_WORK TO COMPLETE_
Every record must be repeated exactly; omit any pictures they contain.

Collected data entries:
┌────────

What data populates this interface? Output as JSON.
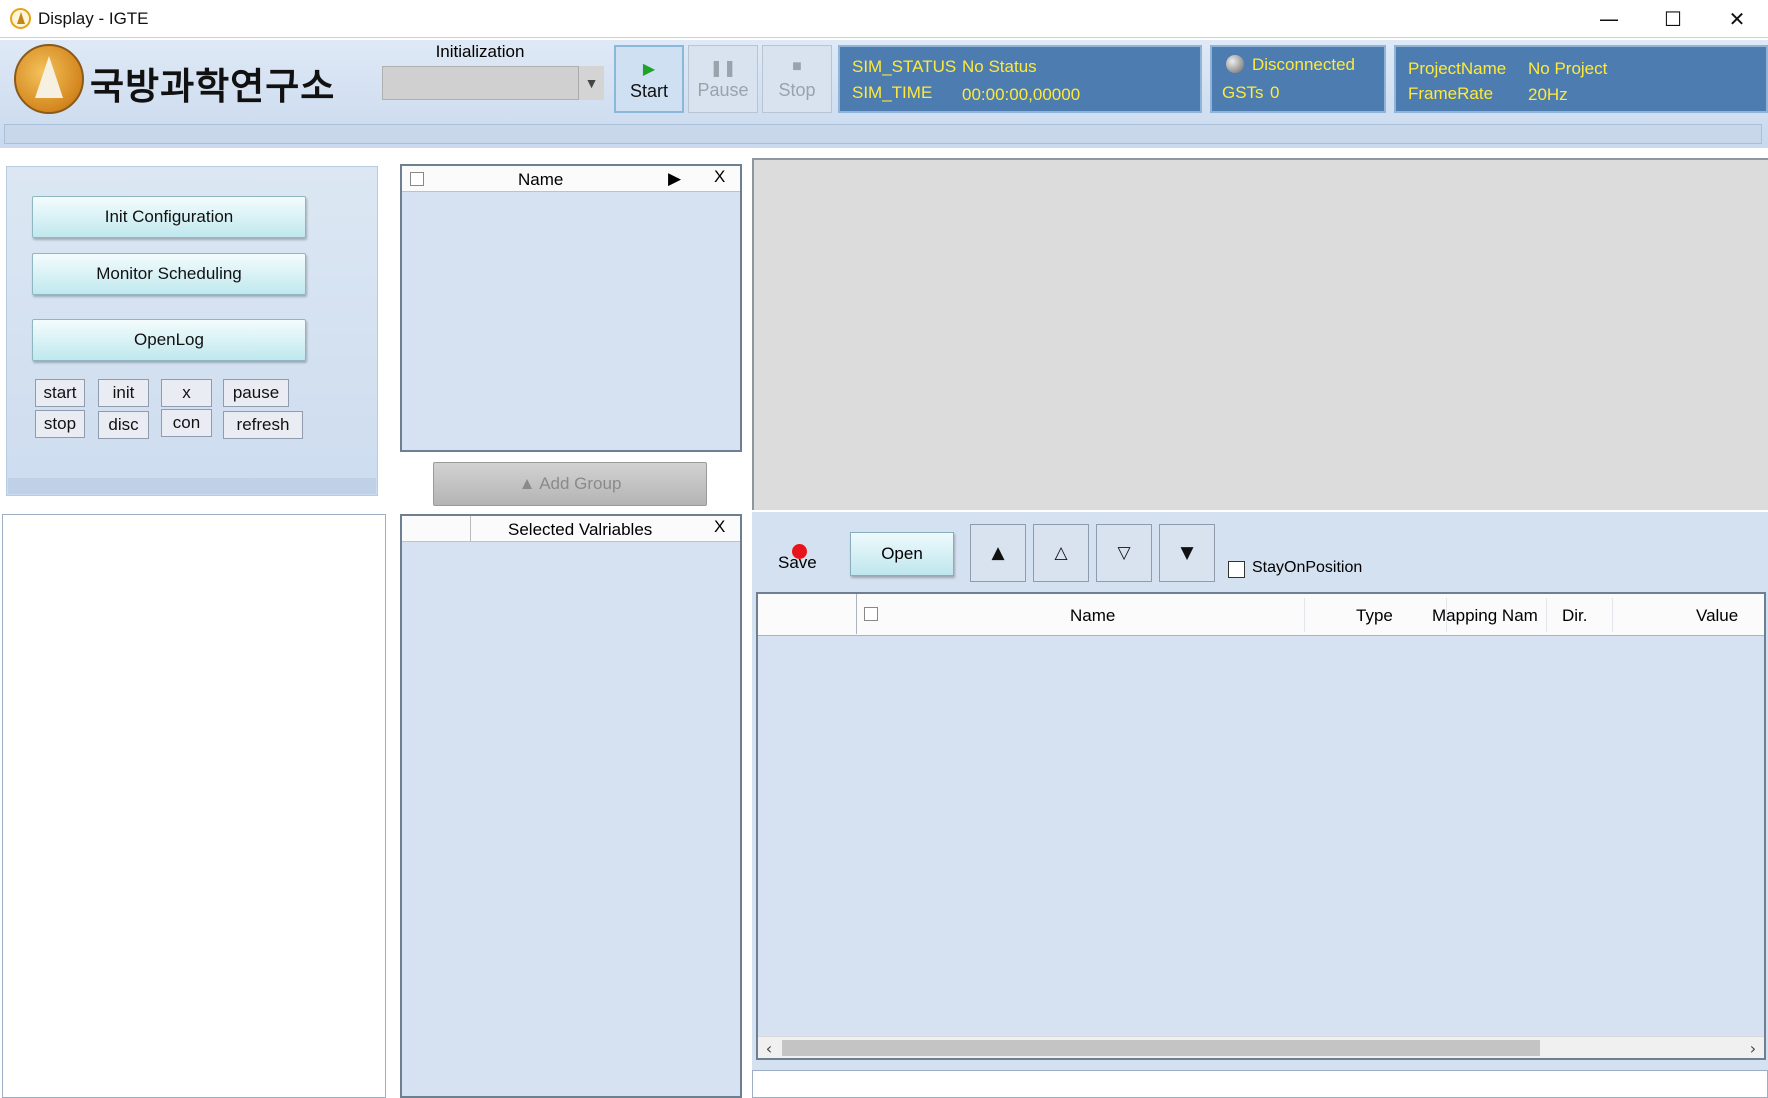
{
  "window": {
    "title": "Display - IGTE",
    "controls": {
      "minimize": "—",
      "maximize": "☐",
      "close": "✕"
    }
  },
  "header": {
    "logo_text": "국방과학연구소",
    "init_label": "Initialization",
    "init_value": "",
    "toolbar": {
      "start_label": "Start",
      "pause_label": "Pause",
      "stop_label": "Stop"
    },
    "status": {
      "sim_status_label": "SIM_STATUS",
      "sim_status_value": "No Status",
      "sim_time_label": "SIM_TIME",
      "sim_time_value": "00:00:00,00000"
    },
    "connection": {
      "state": "Disconnected",
      "gsts_label": "GSTs",
      "gsts_value": "0"
    },
    "project": {
      "project_name_label": "ProjectName",
      "project_name_value": "No Project",
      "frame_rate_label": "FrameRate",
      "frame_rate_value": "20Hz"
    }
  },
  "control_panel": {
    "init_configuration": "Init Configuration",
    "monitor_scheduling": "Monitor Scheduling",
    "open_log": "OpenLog",
    "small_buttons": {
      "start": "start",
      "init": "init",
      "x": "x",
      "pause": "pause",
      "stop": "stop",
      "disc": "disc",
      "con": "con",
      "refresh": "refresh"
    }
  },
  "name_list": {
    "column_name": "Name",
    "play_glyph": "▶",
    "close_glyph": "X"
  },
  "add_group": "▲ Add Group",
  "selected_panel": {
    "header": "Selected Valriables",
    "close_glyph": "X"
  },
  "variable_toolbar": {
    "save_label": "Save",
    "open_label": "Open",
    "move_top": "▲",
    "move_up": "△",
    "move_down": "▽",
    "move_bottom": "▼",
    "stay_on_position": "StayOnPosition"
  },
  "variable_grid": {
    "columns": [
      "Name",
      "Type",
      "Mapping Nam",
      "Dir.",
      "Value"
    ],
    "rows": []
  },
  "colors": {
    "status_panel_bg": "#4d7db0",
    "status_text": "#ffe93a",
    "panel_bg": "#d6e2f1",
    "start_icon": "#1fa32a",
    "save_dot": "#e8141c"
  }
}
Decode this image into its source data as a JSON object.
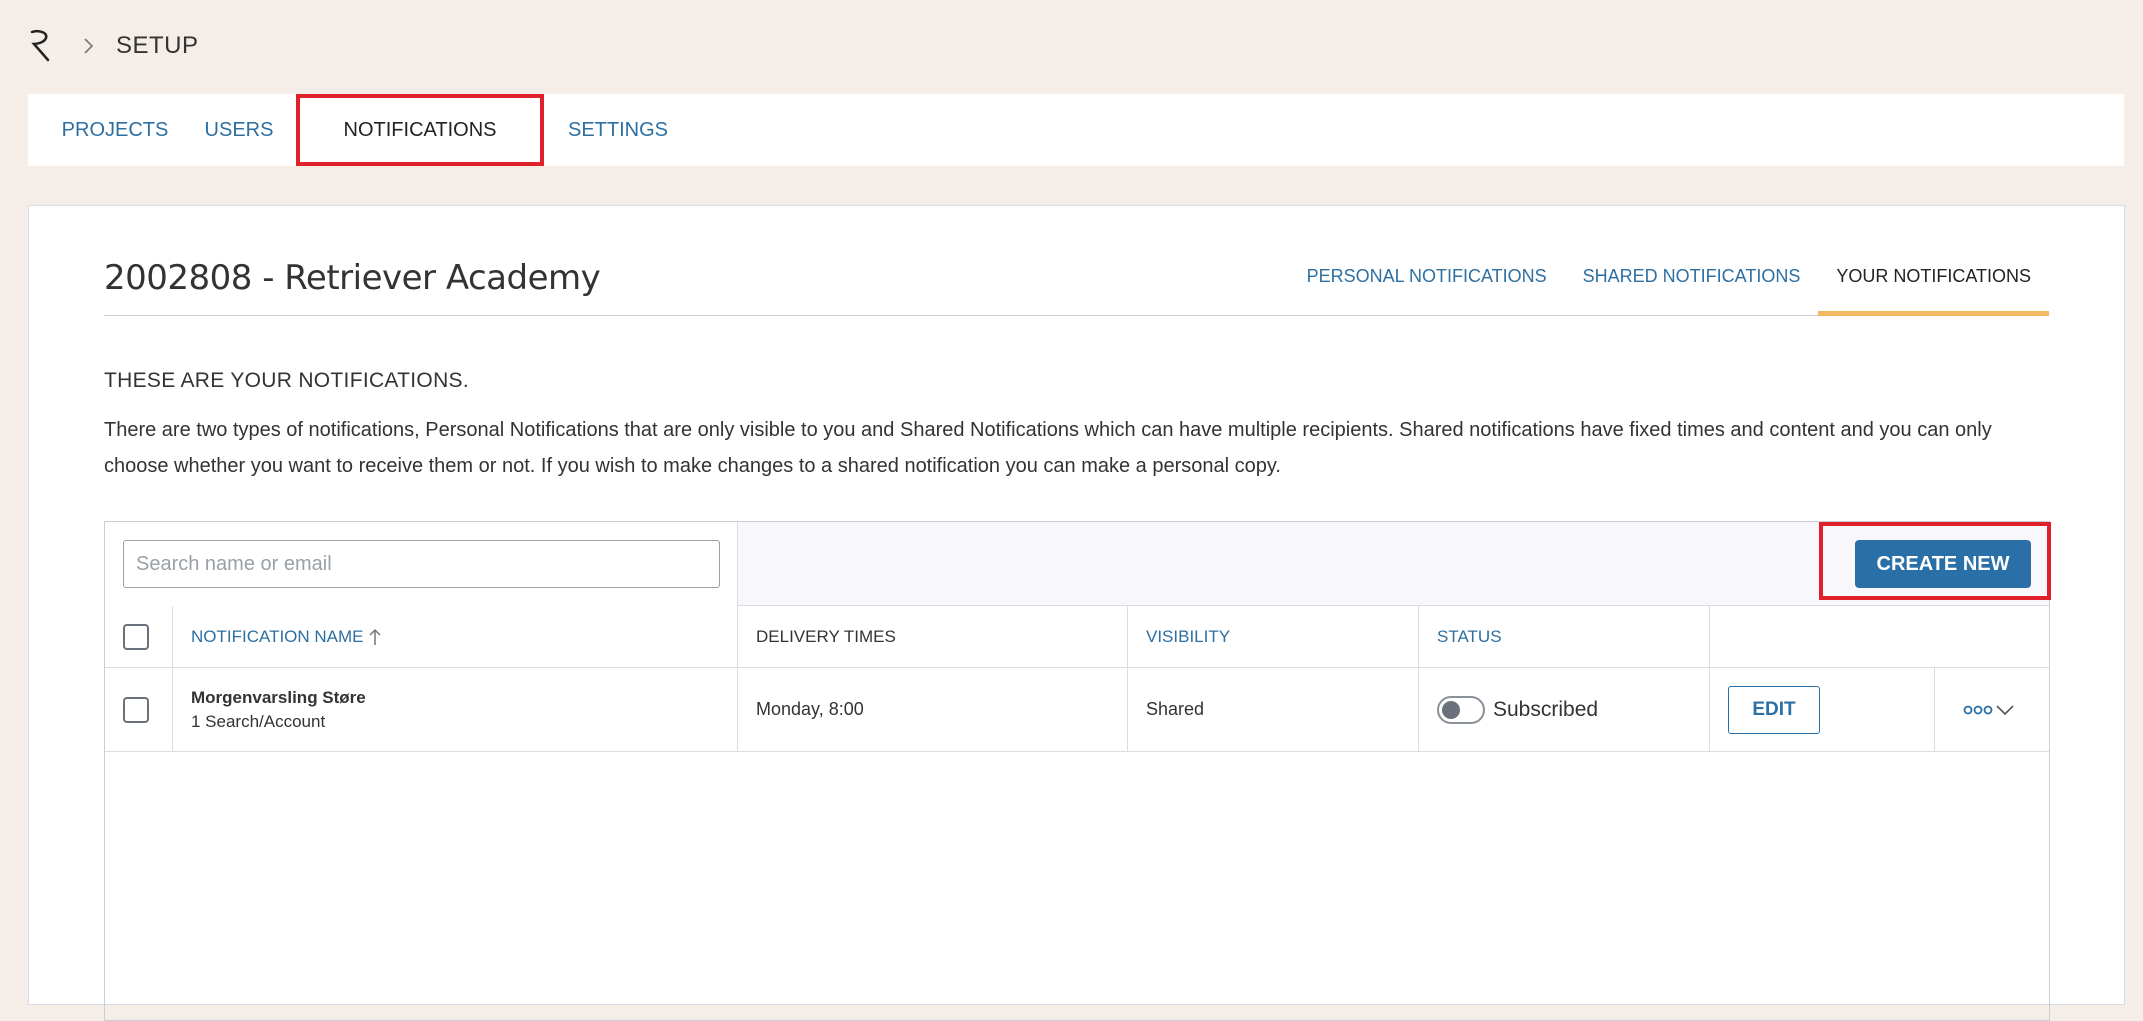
{
  "breadcrumb": {
    "logo_icon": "retriever-logo-icon",
    "separator_icon": "chevron-right-icon",
    "section": "SETUP"
  },
  "nav_tabs": [
    {
      "label": "PROJECTS",
      "active": false
    },
    {
      "label": "USERS",
      "active": false
    },
    {
      "label": "NOTIFICATIONS",
      "active": true
    },
    {
      "label": "SETTINGS",
      "active": false
    }
  ],
  "page": {
    "title": "2002808 - Retriever Academy",
    "sub_tabs": [
      {
        "label": "PERSONAL NOTIFICATIONS",
        "active": false
      },
      {
        "label": "SHARED NOTIFICATIONS",
        "active": false
      },
      {
        "label": "YOUR NOTIFICATIONS",
        "active": true
      }
    ],
    "heading": "THESE ARE YOUR NOTIFICATIONS.",
    "description": "There are two types of notifications, Personal Notifications that are only visible to you and Shared Notifications which can have multiple recipients. Shared notifications have fixed times and content and you can only choose whether you want to receive them or not. If you wish to make changes to a shared notification you can make a personal copy."
  },
  "toolbar": {
    "search_placeholder": "Search name or email",
    "search_value": "",
    "create_label": "CREATE NEW"
  },
  "table": {
    "columns": {
      "name": "NOTIFICATION NAME",
      "sort_icon": "arrow-up-icon",
      "delivery": "DELIVERY TIMES",
      "visibility": "VISIBILITY",
      "status": "STATUS"
    },
    "rows": [
      {
        "name": "Morgenvarsling Støre",
        "subtitle": "1 Search/Account",
        "delivery": "Monday, 8:00",
        "visibility": "Shared",
        "status": "Subscribed",
        "subscribed": false,
        "edit_label": "EDIT",
        "more_icon": "more-dots-chevron-icon"
      }
    ]
  },
  "colors": {
    "accent": "#2a70a6",
    "link": "#2d6fa1",
    "highlight": "#e0212b",
    "tab_underline": "#f5b863",
    "background": "#f5ede8"
  }
}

└────────

_ANSWER_
What data populates this interface? Output as JSON.
{
  "window": {
    "title": "Display - IGTE",
    "controls": {
      "minimize": "—",
      "maximize": "☐",
      "close": "✕"
    }
  },
  "header": {
    "logo_text": "국방과학연구소",
    "init_label": "Initialization",
    "init_value": "",
    "toolbar": {
      "start_label": "Start",
      "pause_label": "Pause",
      "stop_label": "Stop"
    },
    "status": {
      "sim_status_label": "SIM_STATUS",
      "sim_status_value": "No Status",
      "sim_time_label": "SIM_TIME",
      "sim_time_value": "00:00:00,00000"
    },
    "connection": {
      "state": "Disconnected",
      "gsts_label": "GSTs",
      "gsts_value": "0"
    },
    "project": {
      "project_name_label": "ProjectName",
      "project_name_value": "No Project",
      "frame_rate_label": "FrameRate",
      "frame_rate_value": "20Hz"
    }
  },
  "control_panel": {
    "init_configuration": "Init Configuration",
    "monitor_scheduling": "Monitor Scheduling",
    "open_log": "OpenLog",
    "small_buttons": {
      "start": "start",
      "init": "init",
      "x": "x",
      "pause": "pause",
      "stop": "stop",
      "disc": "disc",
      "con": "con",
      "refresh": "refresh"
    }
  },
  "name_list": {
    "column_name": "Name",
    "play_glyph": "▶",
    "close_glyph": "X"
  },
  "add_group": "▲ Add Group",
  "selected_panel": {
    "header": "Selected Valriables",
    "close_glyph": "X"
  },
  "variable_toolbar": {
    "save_label": "Save",
    "open_label": "Open",
    "move_top": "▲",
    "move_up": "△",
    "move_down": "▽",
    "move_bottom": "▼",
    "stay_on_position": "StayOnPosition"
  },
  "variable_grid": {
    "columns": [
      "Name",
      "Type",
      "Mapping Nam",
      "Dir.",
      "Value"
    ],
    "rows": []
  },
  "colors": {
    "status_panel_bg": "#4d7db0",
    "status_text": "#ffe93a",
    "panel_bg": "#d6e2f1",
    "start_icon": "#1fa32a",
    "save_dot": "#e8141c"
  }
}
Decode this image into its source data as a JSON object.
{
  "breadcrumb": {
    "logo_icon": "retriever-logo-icon",
    "separator_icon": "chevron-right-icon",
    "section": "SETUP"
  },
  "nav_tabs": [
    {
      "label": "PROJECTS",
      "active": false
    },
    {
      "label": "USERS",
      "active": false
    },
    {
      "label": "NOTIFICATIONS",
      "active": true
    },
    {
      "label": "SETTINGS",
      "active": false
    }
  ],
  "page": {
    "title": "2002808 - Retriever Academy",
    "sub_tabs": [
      {
        "label": "PERSONAL NOTIFICATIONS",
        "active": false
      },
      {
        "label": "SHARED NOTIFICATIONS",
        "active": false
      },
      {
        "label": "YOUR NOTIFICATIONS",
        "active": true
      }
    ],
    "heading": "THESE ARE YOUR NOTIFICATIONS.",
    "description": "There are two types of notifications, Personal Notifications that are only visible to you and Shared Notifications which can have multiple recipients. Shared notifications have fixed times and content and you can only choose whether you want to receive them or not. If you wish to make changes to a shared notification you can make a personal copy."
  },
  "toolbar": {
    "search_placeholder": "Search name or email",
    "search_value": "",
    "create_label": "CREATE NEW"
  },
  "table": {
    "columns": {
      "name": "NOTIFICATION NAME",
      "sort_icon": "arrow-up-icon",
      "delivery": "DELIVERY TIMES",
      "visibility": "VISIBILITY",
      "status": "STATUS"
    },
    "rows": [
      {
        "name": "Morgenvarsling Støre",
        "subtitle": "1 Search/Account",
        "delivery": "Monday, 8:00",
        "visibility": "Shared",
        "status": "Subscribed",
        "subscribed": false,
        "edit_label": "EDIT",
        "more_icon": "more-dots-chevron-icon"
      }
    ]
  },
  "colors": {
    "accent": "#2a70a6",
    "link": "#2d6fa1",
    "highlight": "#e0212b",
    "tab_underline": "#f5b863",
    "background": "#f5ede8"
  }
}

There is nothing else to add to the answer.